* **EXCERPTED RECORDS**:
···

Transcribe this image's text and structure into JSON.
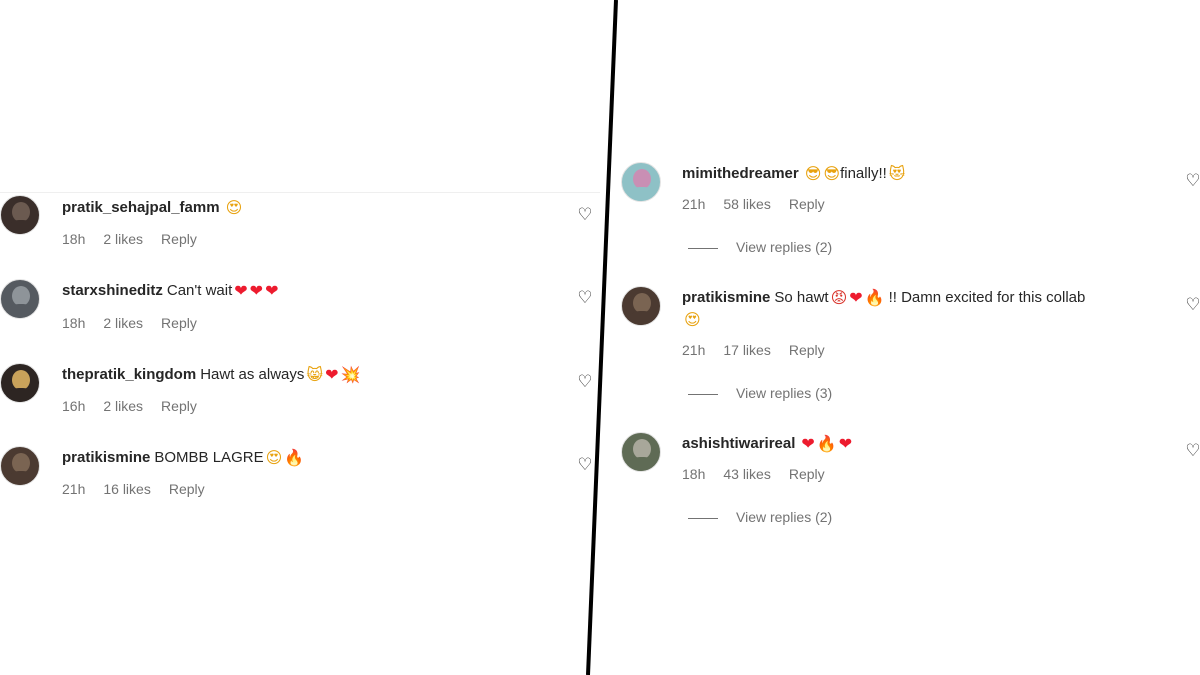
{
  "left_comments": [
    {
      "username": "pratik_sehajpal_famm",
      "text": "",
      "emoji": [
        {
          "ch": "😍",
          "cls": "e-face"
        }
      ],
      "time": "18h",
      "likes": "2 likes",
      "reply": "Reply",
      "avatar_colors": [
        "#3a2e2a",
        "#6b5a50"
      ]
    },
    {
      "username": "starxshineditz",
      "text": "Can't wait",
      "emoji": [
        {
          "ch": "❤",
          "cls": "e-heart"
        },
        {
          "ch": "❤",
          "cls": "e-heart"
        },
        {
          "ch": "❤",
          "cls": "e-heart"
        }
      ],
      "time": "18h",
      "likes": "2 likes",
      "reply": "Reply",
      "avatar_colors": [
        "#555a60",
        "#8e9499"
      ]
    },
    {
      "username": "thepratik_kingdom",
      "text": "Hawt as always",
      "emoji": [
        {
          "ch": "😸",
          "cls": "e-face"
        },
        {
          "ch": "❤",
          "cls": "e-heart"
        },
        {
          "ch": "💥",
          "cls": "e-boom"
        }
      ],
      "time": "16h",
      "likes": "2 likes",
      "reply": "Reply",
      "avatar_colors": [
        "#2d2522",
        "#c9a25a"
      ]
    },
    {
      "username": "pratikismine",
      "text": "BOMBB LAGRE",
      "emoji": [
        {
          "ch": "😍",
          "cls": "e-face"
        },
        {
          "ch": "🔥",
          "cls": "e-fire"
        }
      ],
      "time": "21h",
      "likes": "16 likes",
      "reply": "Reply",
      "avatar_colors": [
        "#4b3a31",
        "#7a6452"
      ]
    }
  ],
  "right_comments": [
    {
      "username": "mimithedreamer",
      "text": "",
      "emoji": [
        {
          "ch": "😎",
          "cls": "e-face"
        },
        {
          "ch": "😎",
          "cls": "e-face"
        }
      ],
      "text_after": "finally!!",
      "emoji_after": [
        {
          "ch": "😻",
          "cls": "e-face"
        }
      ],
      "time": "21h",
      "likes": "58 likes",
      "reply": "Reply",
      "view_replies": "View replies (2)",
      "avatar_colors": [
        "#8ec1c6",
        "#c98fb4"
      ]
    },
    {
      "username": "pratikismine",
      "text": "So hawt",
      "emoji": [
        {
          "ch": "😡",
          "cls": "e-angry"
        },
        {
          "ch": "❤",
          "cls": "e-heart"
        },
        {
          "ch": "🔥",
          "cls": "e-fire"
        }
      ],
      "text_after": "!! Damn excited for this collab",
      "emoji_line2": [
        {
          "ch": "😍",
          "cls": "e-face"
        }
      ],
      "time": "21h",
      "likes": "17 likes",
      "reply": "Reply",
      "view_replies": "View replies (3)",
      "avatar_colors": [
        "#4b3a31",
        "#7a6452"
      ]
    },
    {
      "username": "ashishtiwarireal",
      "text": "",
      "emoji": [
        {
          "ch": "❤",
          "cls": "e-heart"
        },
        {
          "ch": "🔥",
          "cls": "e-fire"
        },
        {
          "ch": "❤",
          "cls": "e-heart"
        }
      ],
      "time": "18h",
      "likes": "43 likes",
      "reply": "Reply",
      "view_replies": "View replies (2)",
      "avatar_colors": [
        "#5f6b55",
        "#a8a79a"
      ]
    }
  ],
  "icons": {
    "like": "heart-outline-icon",
    "like_glyph": "♡"
  }
}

···

* **WHAT THE EXERCISE ASKS**:
Transcribe the whole listing, character for character, but not its images.

* **IN RESPONSE**:
Transcribe this image's text and structure into JSON.
{
  "left_comments": [
    {
      "username": "pratik_sehajpal_famm",
      "text": "",
      "emoji": [
        {
          "ch": "😍",
          "cls": "e-face"
        }
      ],
      "time": "18h",
      "likes": "2 likes",
      "reply": "Reply",
      "avatar_colors": [
        "#3a2e2a",
        "#6b5a50"
      ]
    },
    {
      "username": "starxshineditz",
      "text": "Can't wait",
      "emoji": [
        {
          "ch": "❤",
          "cls": "e-heart"
        },
        {
          "ch": "❤",
          "cls": "e-heart"
        },
        {
          "ch": "❤",
          "cls": "e-heart"
        }
      ],
      "time": "18h",
      "likes": "2 likes",
      "reply": "Reply",
      "avatar_colors": [
        "#555a60",
        "#8e9499"
      ]
    },
    {
      "username": "thepratik_kingdom",
      "text": "Hawt as always",
      "emoji": [
        {
          "ch": "😸",
          "cls": "e-face"
        },
        {
          "ch": "❤",
          "cls": "e-heart"
        },
        {
          "ch": "💥",
          "cls": "e-boom"
        }
      ],
      "time": "16h",
      "likes": "2 likes",
      "reply": "Reply",
      "avatar_colors": [
        "#2d2522",
        "#c9a25a"
      ]
    },
    {
      "username": "pratikismine",
      "text": "BOMBB LAGRE",
      "emoji": [
        {
          "ch": "😍",
          "cls": "e-face"
        },
        {
          "ch": "🔥",
          "cls": "e-fire"
        }
      ],
      "time": "21h",
      "likes": "16 likes",
      "reply": "Reply",
      "avatar_colors": [
        "#4b3a31",
        "#7a6452"
      ]
    }
  ],
  "right_comments": [
    {
      "username": "mimithedreamer",
      "text": "",
      "emoji": [
        {
          "ch": "😎",
          "cls": "e-face"
        },
        {
          "ch": "😎",
          "cls": "e-face"
        }
      ],
      "text_after": "finally!!",
      "emoji_after": [
        {
          "ch": "😻",
          "cls": "e-face"
        }
      ],
      "time": "21h",
      "likes": "58 likes",
      "reply": "Reply",
      "view_replies": "View replies (2)",
      "avatar_colors": [
        "#8ec1c6",
        "#c98fb4"
      ]
    },
    {
      "username": "pratikismine",
      "text": "So hawt",
      "emoji": [
        {
          "ch": "😡",
          "cls": "e-angry"
        },
        {
          "ch": "❤",
          "cls": "e-heart"
        },
        {
          "ch": "🔥",
          "cls": "e-fire"
        }
      ],
      "text_after": "!! Damn excited for this collab",
      "emoji_line2": [
        {
          "ch": "😍",
          "cls": "e-face"
        }
      ],
      "time": "21h",
      "likes": "17 likes",
      "reply": "Reply",
      "view_replies": "View replies (3)",
      "avatar_colors": [
        "#4b3a31",
        "#7a6452"
      ]
    },
    {
      "username": "ashishtiwarireal",
      "text": "",
      "emoji": [
        {
          "ch": "❤",
          "cls": "e-heart"
        },
        {
          "ch": "🔥",
          "cls": "e-fire"
        },
        {
          "ch": "❤",
          "cls": "e-heart"
        }
      ],
      "time": "18h",
      "likes": "43 likes",
      "reply": "Reply",
      "view_replies": "View replies (2)",
      "avatar_colors": [
        "#5f6b55",
        "#a8a79a"
      ]
    }
  ],
  "icons": {
    "like": "heart-outline-icon",
    "like_glyph": "♡"
  }
}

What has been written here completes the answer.